What you are asked to do:
Transcribe the records in full, keeping every character as it is.

[Stored data]

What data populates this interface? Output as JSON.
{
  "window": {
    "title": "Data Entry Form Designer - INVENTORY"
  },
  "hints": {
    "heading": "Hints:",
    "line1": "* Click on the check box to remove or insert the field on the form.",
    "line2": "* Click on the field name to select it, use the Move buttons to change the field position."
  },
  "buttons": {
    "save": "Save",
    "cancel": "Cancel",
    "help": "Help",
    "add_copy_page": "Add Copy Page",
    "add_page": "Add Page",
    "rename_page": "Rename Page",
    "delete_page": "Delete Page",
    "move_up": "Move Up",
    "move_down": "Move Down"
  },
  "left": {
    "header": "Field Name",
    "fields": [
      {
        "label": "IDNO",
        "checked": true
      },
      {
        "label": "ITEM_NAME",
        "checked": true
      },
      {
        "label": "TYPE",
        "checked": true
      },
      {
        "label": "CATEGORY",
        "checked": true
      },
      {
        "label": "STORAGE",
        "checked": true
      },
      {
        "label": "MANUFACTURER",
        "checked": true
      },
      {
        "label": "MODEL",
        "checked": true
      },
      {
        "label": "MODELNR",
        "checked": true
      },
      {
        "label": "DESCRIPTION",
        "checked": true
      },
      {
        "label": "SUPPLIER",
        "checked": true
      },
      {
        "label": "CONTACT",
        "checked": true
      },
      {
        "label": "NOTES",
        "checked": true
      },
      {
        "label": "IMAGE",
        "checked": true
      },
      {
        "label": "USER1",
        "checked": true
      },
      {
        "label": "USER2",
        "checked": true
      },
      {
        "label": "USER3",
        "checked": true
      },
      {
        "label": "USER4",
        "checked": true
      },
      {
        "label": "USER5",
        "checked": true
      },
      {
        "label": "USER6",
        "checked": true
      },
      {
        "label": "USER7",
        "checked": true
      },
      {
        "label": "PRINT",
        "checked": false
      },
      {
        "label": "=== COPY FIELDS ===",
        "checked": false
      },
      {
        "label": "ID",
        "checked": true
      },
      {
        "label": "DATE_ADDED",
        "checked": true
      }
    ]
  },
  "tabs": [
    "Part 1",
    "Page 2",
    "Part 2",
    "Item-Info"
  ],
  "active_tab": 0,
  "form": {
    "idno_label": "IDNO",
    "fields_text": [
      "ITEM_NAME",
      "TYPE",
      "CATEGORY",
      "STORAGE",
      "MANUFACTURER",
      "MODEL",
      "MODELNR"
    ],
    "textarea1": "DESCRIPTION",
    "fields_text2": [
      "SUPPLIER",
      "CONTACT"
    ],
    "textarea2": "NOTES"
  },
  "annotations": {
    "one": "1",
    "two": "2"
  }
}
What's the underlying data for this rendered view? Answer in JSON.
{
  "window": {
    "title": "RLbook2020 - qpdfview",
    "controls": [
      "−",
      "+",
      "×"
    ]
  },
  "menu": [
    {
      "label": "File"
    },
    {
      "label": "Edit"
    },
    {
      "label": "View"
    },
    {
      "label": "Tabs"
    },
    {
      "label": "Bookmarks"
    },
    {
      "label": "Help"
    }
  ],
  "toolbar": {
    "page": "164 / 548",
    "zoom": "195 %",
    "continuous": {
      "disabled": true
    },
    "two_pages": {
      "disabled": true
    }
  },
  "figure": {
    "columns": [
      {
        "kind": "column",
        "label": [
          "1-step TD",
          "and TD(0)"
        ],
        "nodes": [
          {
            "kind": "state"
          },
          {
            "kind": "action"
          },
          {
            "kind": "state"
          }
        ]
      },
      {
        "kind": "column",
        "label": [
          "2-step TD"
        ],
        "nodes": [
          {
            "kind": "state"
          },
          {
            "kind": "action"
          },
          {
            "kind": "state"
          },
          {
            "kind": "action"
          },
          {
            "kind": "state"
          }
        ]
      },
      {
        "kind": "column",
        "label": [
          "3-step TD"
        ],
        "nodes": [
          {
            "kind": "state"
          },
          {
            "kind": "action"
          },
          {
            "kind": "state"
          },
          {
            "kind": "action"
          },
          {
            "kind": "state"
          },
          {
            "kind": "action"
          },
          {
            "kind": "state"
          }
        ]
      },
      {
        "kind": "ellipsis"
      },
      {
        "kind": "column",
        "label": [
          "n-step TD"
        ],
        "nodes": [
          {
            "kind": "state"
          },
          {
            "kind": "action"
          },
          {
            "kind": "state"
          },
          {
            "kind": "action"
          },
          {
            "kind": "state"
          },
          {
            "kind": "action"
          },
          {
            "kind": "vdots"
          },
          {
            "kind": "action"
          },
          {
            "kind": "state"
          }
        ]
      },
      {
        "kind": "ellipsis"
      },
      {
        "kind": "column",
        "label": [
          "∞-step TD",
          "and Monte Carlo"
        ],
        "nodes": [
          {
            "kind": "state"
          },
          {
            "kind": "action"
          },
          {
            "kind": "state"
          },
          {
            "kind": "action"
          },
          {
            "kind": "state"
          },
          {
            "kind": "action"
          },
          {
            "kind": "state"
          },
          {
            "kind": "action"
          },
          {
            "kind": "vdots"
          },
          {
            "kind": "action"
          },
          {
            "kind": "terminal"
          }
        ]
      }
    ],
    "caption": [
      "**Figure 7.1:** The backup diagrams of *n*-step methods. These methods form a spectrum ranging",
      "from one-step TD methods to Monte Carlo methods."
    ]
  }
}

Result:
What data populates this interface? Output as JSON.
{
  "window": {
    "title": "Data Entry Form Designer - INVENTORY"
  },
  "hints": {
    "heading": "Hints:",
    "line1": "* Click on the check box to remove or insert the field on the form.",
    "line2": "* Click on the field name to select it, use the Move buttons to change the field position."
  },
  "buttons": {
    "save": "Save",
    "cancel": "Cancel",
    "help": "Help",
    "add_copy_page": "Add Copy Page",
    "add_page": "Add Page",
    "rename_page": "Rename Page",
    "delete_page": "Delete Page",
    "move_up": "Move Up",
    "move_down": "Move Down"
  },
  "left": {
    "header": "Field Name",
    "fields": [
      {
        "label": "IDNO",
        "checked": true
      },
      {
        "label": "ITEM_NAME",
        "checked": true
      },
      {
        "label": "TYPE",
        "checked": true
      },
      {
        "label": "CATEGORY",
        "checked": true
      },
      {
        "label": "STORAGE",
        "checked": true
      },
      {
        "label": "MANUFACTURER",
        "checked": true
      },
      {
        "label": "MODEL",
        "checked": true
      },
      {
        "label": "MODELNR",
        "checked": true
      },
      {
        "label": "DESCRIPTION",
        "checked": true
      },
      {
        "label": "SUPPLIER",
        "checked": true
      },
      {
        "label": "CONTACT",
        "checked": true
      },
      {
        "label": "NOTES",
        "checked": true
      },
      {
        "label": "IMAGE",
        "checked": true
      },
      {
        "label": "USER1",
        "checked": true
      },
      {
        "label": "USER2",
        "checked": true
      },
      {
        "label": "USER3",
        "checked": true
      },
      {
        "label": "USER4",
        "checked": true
      },
      {
        "label": "USER5",
        "checked": true
      },
      {
        "label": "USER6",
        "checked": true
      },
      {
        "label": "USER7",
        "checked": true
      },
      {
        "label": "PRINT",
        "checked": false
      },
      {
        "label": "=== COPY FIELDS ===",
        "checked": false
      },
      {
        "label": "ID",
        "checked": true
      },
      {
        "label": "DATE_ADDED",
        "checked": true
      }
    ]
  },
  "tabs": [
    "Part 1",
    "Page 2",
    "Part 2",
    "Item-Info"
  ],
  "active_tab": 0,
  "form": {
    "idno_label": "IDNO",
    "fields_text": [
      "ITEM_NAME",
      "TYPE",
      "CATEGORY",
      "STORAGE",
      "MANUFACTURER",
      "MODEL",
      "MODELNR"
    ],
    "textarea1": "DESCRIPTION",
    "fields_text2": [
      "SUPPLIER",
      "CONTACT"
    ],
    "textarea2": "NOTES"
  },
  "annotations": {
    "one": "1",
    "two": "2"
  }
}
What's the underlying data for this rendered view? Answer in JSON.
{
  "window": {
    "title": "RLbook2020 - qpdfview",
    "controls": [
      "−",
      "+",
      "×"
    ]
  },
  "menu": [
    {
      "label": "File"
    },
    {
      "label": "Edit"
    },
    {
      "label": "View"
    },
    {
      "label": "Tabs"
    },
    {
      "label": "Bookmarks"
    },
    {
      "label": "Help"
    }
  ],
  "toolbar": {
    "page": "164 / 548",
    "zoom": "195 %",
    "continuous": {
      "disabled": true
    },
    "two_pages": {
      "disabled": true
    }
  },
  "figure": {
    "columns": [
      {
        "kind": "column",
        "label": [
          "1-step TD",
          "and TD(0)"
        ],
        "nodes": [
          {
            "kind": "state"
          },
          {
            "kind": "action"
          },
          {
            "kind": "state"
          }
        ]
      },
      {
        "kind": "column",
        "label": [
          "2-step TD"
        ],
        "nodes": [
          {
            "kind": "state"
          },
          {
            "kind": "action"
          },
          {
            "kind": "state"
          },
          {
            "kind": "action"
          },
          {
            "kind": "state"
          }
        ]
      },
      {
        "kind": "column",
        "label": [
          "3-step TD"
        ],
        "nodes": [
          {
            "kind": "state"
          },
          {
            "kind": "action"
          },
          {
            "kind": "state"
          },
          {
            "kind": "action"
          },
          {
            "kind": "state"
          },
          {
            "kind": "action"
          },
          {
            "kind": "state"
          }
        ]
      },
      {
        "kind": "ellipsis"
      },
      {
        "kind": "column",
        "label": [
          "n-step TD"
        ],
        "nodes": [
          {
            "kind": "state"
          },
          {
            "kind": "action"
          },
          {
            "kind": "state"
          },
          {
            "kind": "action"
          },
          {
            "kind": "state"
          },
          {
            "kind": "action"
          },
          {
            "kind": "vdots"
          },
          {
            "kind": "action"
          },
          {
            "kind": "state"
          }
        ]
      },
      {
        "kind": "ellipsis"
      },
      {
        "kind": "column",
        "label": [
          "∞-step TD",
          "and Monte Carlo"
        ],
        "nodes": [
          {
            "kind": "state"
          },
          {
            "kind": "action"
          },
          {
            "kind": "state"
          },
          {
            "kind": "action"
          },
          {
            "kind": "state"
          },
          {
            "kind": "action"
          },
          {
            "kind": "state"
          },
          {
            "kind": "action"
          },
          {
            "kind": "vdots"
          },
          {
            "kind": "action"
          },
          {
            "kind": "terminal"
          }
        ]
      }
    ],
    "caption": [
      "**Figure 7.1:** The backup diagrams of *n*-step methods. These methods form a spectrum ranging",
      "from one-step TD methods to Monte Carlo methods."
    ]
  }
}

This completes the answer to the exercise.